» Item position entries
>>

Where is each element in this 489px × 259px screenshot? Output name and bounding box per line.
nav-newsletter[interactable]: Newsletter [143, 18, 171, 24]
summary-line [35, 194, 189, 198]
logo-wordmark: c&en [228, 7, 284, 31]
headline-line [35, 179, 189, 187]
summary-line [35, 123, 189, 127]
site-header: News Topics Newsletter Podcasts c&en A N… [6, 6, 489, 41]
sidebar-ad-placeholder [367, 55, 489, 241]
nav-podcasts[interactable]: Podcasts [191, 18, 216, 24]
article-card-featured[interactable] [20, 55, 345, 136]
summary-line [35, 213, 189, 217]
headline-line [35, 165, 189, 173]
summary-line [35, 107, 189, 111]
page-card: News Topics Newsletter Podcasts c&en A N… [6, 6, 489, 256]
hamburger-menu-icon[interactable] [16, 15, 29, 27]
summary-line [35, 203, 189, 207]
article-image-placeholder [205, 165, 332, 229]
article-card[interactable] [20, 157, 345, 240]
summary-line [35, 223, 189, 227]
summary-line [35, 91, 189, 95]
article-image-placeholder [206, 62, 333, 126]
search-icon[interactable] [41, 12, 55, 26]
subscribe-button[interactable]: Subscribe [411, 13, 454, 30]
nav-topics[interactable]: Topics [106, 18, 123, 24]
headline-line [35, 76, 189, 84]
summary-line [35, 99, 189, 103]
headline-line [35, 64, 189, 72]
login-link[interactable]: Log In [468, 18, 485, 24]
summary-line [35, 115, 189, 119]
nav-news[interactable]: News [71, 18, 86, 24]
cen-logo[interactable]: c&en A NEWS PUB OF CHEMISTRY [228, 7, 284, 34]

<<

» Description of the task
Copy every one of the items above line for line, with no changes.

» Exercise output
Where is each element in this 489px × 259px screenshot? Output name and bounding box per line.
nav-newsletter[interactable]: Newsletter [143, 18, 171, 24]
summary-line [35, 194, 189, 198]
logo-wordmark: c&en [228, 7, 284, 31]
headline-line [35, 179, 189, 187]
summary-line [35, 123, 189, 127]
site-header: News Topics Newsletter Podcasts c&en A N… [6, 6, 489, 41]
sidebar-ad-placeholder [367, 55, 489, 241]
nav-podcasts[interactable]: Podcasts [191, 18, 216, 24]
article-card-featured[interactable] [20, 55, 345, 136]
summary-line [35, 213, 189, 217]
headline-line [35, 165, 189, 173]
summary-line [35, 107, 189, 111]
page-card: News Topics Newsletter Podcasts c&en A N… [6, 6, 489, 256]
hamburger-menu-icon[interactable] [16, 15, 29, 27]
summary-line [35, 203, 189, 207]
article-image-placeholder [205, 165, 332, 229]
article-card[interactable] [20, 157, 345, 240]
summary-line [35, 223, 189, 227]
summary-line [35, 91, 189, 95]
article-image-placeholder [206, 62, 333, 126]
search-icon[interactable] [41, 12, 55, 26]
subscribe-button[interactable]: Subscribe [411, 13, 454, 30]
nav-topics[interactable]: Topics [106, 18, 123, 24]
headline-line [35, 76, 189, 84]
summary-line [35, 99, 189, 103]
headline-line [35, 64, 189, 72]
login-link[interactable]: Log In [468, 18, 485, 24]
summary-line [35, 115, 189, 119]
nav-news[interactable]: News [71, 18, 86, 24]
cen-logo[interactable]: c&en A NEWS PUB OF CHEMISTRY [228, 7, 284, 34]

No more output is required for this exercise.